Data entries:
________

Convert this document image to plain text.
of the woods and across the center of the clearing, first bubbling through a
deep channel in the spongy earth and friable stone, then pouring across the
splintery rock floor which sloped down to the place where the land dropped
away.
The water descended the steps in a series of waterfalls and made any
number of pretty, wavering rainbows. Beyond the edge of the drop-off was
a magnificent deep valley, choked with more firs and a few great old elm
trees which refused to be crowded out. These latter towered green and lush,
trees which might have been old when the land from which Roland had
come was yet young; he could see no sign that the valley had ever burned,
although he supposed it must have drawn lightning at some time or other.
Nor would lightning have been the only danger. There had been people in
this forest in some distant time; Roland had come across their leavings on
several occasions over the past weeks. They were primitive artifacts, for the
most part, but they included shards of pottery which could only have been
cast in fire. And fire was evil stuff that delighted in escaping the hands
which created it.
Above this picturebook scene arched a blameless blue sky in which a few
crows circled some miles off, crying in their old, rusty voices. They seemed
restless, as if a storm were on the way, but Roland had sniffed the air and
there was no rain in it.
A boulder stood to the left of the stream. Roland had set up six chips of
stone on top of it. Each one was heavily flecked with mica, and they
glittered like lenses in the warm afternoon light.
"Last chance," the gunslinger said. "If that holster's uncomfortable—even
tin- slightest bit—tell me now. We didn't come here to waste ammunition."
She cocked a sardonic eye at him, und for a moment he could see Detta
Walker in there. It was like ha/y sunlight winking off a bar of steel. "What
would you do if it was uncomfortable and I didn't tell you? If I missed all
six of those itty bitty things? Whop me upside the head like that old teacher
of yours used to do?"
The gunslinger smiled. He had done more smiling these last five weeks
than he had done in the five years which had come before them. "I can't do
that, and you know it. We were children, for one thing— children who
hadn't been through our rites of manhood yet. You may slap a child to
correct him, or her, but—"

________

What this task involves: Extract all lines of the records above that include "with".

Exercise output:
a magnificent deep valley, choked with more firs and a few great old elm
stone on top of it. Each one was heavily flecked with mica, and they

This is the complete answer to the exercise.